TO DO: From the listing that follows, extract every line and set it down unaltered.

EXERCISE MATERIALS:

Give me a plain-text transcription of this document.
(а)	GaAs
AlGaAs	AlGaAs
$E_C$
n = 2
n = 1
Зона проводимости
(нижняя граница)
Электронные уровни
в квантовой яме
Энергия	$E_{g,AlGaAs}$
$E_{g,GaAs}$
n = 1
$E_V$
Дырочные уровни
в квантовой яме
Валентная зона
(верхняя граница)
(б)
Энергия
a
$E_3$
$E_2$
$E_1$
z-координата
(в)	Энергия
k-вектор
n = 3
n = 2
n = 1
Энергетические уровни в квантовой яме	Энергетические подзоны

FULL SOLUTION:
Give me a plain-text transcription of this document.
(а)	GaAs
AlGaAs	AlGaAs
$E_C$
n = 2
n = 1
Зона проводимости
(нижняя граница)
Электронные уровни
в квантовой яме
Энергия	$E_{g,AlGaAs}$
$E_{g,GaAs}$
n = 1
$E_V$
Дырочные уровни
в квантовой яме
Валентная зона
(верхняя граница)
(б)
Энергия
a
$E_3$
$E_2$
$E_1$
z-координата
(в)	Энергия
k-вектор
n = 3
n = 2
n = 1
Энергетические уровни в квантовой яме	Энергетические подзоны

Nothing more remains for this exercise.